Collection entries

——————————

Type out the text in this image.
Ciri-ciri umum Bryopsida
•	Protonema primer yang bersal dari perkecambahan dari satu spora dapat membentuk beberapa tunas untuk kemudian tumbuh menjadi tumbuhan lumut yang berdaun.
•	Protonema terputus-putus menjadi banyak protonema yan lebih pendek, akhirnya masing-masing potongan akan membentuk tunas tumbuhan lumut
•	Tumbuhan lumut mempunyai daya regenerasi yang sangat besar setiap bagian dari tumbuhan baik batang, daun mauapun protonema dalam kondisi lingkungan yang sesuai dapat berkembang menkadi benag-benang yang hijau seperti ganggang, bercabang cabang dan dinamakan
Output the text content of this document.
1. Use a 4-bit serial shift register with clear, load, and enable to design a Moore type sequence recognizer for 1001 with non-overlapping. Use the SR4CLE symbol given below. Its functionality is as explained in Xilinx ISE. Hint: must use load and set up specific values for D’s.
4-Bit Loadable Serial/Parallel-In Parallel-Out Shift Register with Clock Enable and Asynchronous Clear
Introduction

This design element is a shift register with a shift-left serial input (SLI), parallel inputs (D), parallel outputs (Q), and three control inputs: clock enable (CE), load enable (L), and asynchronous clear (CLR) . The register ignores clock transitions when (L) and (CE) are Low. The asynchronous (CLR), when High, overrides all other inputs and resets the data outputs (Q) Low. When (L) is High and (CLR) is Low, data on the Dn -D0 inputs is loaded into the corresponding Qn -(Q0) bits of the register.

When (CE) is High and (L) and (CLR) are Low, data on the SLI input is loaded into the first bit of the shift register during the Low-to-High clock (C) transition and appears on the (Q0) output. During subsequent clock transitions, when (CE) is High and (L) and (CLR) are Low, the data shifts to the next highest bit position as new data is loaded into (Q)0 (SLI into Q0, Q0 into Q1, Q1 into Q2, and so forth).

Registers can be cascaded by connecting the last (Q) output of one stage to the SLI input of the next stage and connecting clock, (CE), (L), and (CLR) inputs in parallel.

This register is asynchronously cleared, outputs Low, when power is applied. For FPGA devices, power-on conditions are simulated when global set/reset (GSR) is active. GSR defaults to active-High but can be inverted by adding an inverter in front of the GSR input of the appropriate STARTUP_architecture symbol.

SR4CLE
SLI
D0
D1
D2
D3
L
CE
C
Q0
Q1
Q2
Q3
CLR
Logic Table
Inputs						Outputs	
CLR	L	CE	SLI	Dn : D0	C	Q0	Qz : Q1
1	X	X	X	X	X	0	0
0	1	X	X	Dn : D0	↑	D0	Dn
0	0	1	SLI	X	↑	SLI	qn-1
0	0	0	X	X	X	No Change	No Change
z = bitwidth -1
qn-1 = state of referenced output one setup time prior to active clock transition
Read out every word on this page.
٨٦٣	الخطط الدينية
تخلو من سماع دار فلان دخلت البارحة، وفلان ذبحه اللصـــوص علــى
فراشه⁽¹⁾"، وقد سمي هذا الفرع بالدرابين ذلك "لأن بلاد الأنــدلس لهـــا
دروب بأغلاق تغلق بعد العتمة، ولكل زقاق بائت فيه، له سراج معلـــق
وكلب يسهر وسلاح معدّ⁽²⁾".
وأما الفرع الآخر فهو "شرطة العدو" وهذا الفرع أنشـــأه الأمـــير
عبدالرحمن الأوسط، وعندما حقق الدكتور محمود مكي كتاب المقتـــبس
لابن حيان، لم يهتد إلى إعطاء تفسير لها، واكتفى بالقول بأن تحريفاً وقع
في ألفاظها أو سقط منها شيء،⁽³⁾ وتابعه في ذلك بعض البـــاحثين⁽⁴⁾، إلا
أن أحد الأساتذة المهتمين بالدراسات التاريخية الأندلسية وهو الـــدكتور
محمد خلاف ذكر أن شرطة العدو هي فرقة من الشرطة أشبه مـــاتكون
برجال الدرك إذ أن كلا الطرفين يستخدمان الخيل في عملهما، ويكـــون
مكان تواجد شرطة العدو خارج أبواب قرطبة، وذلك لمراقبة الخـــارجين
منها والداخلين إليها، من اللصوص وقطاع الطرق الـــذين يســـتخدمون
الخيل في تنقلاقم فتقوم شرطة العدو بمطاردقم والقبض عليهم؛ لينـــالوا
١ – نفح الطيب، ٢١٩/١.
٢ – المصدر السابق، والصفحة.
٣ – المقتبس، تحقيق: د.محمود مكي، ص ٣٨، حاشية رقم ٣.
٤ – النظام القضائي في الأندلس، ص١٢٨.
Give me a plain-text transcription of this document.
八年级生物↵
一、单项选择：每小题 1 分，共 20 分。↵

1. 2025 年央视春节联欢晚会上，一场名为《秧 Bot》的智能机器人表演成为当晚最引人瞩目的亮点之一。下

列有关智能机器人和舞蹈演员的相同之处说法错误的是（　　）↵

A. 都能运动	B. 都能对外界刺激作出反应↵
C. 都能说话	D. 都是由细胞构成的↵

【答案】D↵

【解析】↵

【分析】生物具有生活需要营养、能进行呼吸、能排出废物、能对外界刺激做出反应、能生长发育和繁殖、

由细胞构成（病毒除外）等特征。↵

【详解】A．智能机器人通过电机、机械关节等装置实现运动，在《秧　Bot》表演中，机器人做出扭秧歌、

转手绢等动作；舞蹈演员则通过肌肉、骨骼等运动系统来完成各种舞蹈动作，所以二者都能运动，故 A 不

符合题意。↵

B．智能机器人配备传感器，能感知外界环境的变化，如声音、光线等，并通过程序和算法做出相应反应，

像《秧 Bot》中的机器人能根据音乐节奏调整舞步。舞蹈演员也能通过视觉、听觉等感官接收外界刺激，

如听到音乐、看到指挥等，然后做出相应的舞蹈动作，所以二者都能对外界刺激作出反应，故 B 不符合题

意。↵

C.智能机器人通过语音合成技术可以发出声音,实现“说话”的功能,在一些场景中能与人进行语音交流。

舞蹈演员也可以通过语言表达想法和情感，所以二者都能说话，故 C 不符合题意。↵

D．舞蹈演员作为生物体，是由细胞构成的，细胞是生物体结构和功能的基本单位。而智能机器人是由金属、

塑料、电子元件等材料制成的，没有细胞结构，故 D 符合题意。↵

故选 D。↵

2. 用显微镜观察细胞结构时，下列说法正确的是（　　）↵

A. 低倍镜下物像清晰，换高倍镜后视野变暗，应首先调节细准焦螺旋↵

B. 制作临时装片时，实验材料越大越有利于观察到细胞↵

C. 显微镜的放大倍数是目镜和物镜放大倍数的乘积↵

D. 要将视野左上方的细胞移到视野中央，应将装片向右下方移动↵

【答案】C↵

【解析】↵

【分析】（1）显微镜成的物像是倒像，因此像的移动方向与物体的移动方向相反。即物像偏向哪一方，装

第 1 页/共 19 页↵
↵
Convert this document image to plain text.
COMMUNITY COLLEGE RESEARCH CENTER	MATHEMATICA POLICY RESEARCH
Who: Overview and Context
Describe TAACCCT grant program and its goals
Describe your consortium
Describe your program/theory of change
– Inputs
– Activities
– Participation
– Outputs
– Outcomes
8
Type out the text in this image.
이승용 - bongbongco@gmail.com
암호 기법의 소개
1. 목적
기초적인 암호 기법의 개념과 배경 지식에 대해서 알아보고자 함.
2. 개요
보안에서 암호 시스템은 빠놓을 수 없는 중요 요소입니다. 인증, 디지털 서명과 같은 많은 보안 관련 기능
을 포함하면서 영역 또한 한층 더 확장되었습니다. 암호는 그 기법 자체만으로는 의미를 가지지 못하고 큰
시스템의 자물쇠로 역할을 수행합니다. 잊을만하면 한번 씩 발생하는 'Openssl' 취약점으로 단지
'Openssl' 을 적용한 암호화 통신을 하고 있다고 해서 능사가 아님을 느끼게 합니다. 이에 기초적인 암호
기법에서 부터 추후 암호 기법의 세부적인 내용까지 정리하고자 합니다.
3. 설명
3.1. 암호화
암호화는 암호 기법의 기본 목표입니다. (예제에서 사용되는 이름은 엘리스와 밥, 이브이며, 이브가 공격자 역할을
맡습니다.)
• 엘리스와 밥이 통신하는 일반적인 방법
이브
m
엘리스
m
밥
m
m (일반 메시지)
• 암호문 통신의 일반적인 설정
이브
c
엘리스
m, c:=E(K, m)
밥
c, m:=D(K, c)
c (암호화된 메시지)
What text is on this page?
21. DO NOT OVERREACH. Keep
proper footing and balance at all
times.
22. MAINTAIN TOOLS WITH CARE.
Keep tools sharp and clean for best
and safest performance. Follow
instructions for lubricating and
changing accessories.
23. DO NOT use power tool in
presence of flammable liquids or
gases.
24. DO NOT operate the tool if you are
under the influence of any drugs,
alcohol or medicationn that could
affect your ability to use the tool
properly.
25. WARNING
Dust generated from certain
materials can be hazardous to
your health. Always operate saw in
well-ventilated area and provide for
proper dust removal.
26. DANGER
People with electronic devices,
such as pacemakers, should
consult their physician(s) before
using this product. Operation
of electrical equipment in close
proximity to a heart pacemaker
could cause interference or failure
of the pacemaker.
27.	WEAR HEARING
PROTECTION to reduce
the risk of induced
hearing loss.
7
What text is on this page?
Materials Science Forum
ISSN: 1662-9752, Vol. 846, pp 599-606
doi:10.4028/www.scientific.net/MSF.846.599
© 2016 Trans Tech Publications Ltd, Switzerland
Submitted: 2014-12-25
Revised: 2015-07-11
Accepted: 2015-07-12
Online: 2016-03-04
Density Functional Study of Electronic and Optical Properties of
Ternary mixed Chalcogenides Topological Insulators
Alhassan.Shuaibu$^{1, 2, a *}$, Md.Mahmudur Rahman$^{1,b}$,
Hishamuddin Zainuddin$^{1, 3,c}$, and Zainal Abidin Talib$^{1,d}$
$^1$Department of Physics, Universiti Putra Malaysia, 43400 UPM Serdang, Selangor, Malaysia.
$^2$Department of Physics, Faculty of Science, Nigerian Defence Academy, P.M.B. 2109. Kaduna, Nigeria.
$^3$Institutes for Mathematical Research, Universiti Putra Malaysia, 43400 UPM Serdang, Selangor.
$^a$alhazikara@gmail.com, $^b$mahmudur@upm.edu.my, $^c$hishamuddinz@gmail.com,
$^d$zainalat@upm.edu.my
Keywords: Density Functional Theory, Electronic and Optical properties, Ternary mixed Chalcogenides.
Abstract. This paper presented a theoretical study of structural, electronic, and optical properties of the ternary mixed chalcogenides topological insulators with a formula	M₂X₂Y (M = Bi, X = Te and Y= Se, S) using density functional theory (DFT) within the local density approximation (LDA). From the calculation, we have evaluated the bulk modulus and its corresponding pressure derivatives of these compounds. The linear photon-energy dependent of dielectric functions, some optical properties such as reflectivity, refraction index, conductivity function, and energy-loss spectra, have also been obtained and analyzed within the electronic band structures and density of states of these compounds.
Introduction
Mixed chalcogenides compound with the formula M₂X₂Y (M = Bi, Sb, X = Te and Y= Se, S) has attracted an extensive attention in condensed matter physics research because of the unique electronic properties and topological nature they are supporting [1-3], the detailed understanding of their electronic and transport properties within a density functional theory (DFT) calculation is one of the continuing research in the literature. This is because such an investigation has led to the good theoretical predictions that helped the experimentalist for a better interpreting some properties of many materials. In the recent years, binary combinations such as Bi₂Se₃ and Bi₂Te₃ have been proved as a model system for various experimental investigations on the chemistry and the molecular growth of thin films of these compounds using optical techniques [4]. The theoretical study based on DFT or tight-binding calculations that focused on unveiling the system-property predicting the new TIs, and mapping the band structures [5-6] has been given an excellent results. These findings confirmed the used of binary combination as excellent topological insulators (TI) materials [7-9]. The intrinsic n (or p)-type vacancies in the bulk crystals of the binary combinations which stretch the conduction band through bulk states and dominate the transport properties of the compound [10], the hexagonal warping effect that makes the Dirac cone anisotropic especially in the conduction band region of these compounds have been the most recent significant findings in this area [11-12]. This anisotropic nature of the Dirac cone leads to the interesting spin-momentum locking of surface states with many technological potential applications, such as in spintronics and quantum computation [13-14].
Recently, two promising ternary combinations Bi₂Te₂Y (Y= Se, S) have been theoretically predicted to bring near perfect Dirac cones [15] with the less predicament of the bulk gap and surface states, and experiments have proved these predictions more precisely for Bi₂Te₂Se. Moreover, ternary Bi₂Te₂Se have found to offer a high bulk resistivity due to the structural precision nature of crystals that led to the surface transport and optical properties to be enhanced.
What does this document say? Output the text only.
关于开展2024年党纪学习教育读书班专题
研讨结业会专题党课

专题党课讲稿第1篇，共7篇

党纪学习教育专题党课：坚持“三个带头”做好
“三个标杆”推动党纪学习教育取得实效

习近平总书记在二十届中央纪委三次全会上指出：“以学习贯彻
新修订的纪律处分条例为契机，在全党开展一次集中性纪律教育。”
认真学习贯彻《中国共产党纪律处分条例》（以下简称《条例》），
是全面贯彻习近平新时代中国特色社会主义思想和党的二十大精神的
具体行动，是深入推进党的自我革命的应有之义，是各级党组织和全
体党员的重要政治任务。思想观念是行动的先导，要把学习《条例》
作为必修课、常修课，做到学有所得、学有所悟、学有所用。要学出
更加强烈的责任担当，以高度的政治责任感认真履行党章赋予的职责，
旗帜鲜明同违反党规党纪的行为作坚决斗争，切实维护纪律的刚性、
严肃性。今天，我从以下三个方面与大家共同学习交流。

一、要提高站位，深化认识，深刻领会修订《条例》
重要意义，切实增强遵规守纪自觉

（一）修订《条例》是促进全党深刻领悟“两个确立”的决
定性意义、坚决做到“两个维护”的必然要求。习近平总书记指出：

——————————

■ GIVEN REQUEST:
Copy down every line of the entries containing the word "기초적인".

■ RESULT BELOW:
기초적인 암호 기법의 개념과 배경 지식에 대해서 알아보고자 함.
'Openssl' 을 적용한 암호화 통신을 하고 있다고 해서 능사가 아님을 느끼게 합니다. 이에 기초적인 암호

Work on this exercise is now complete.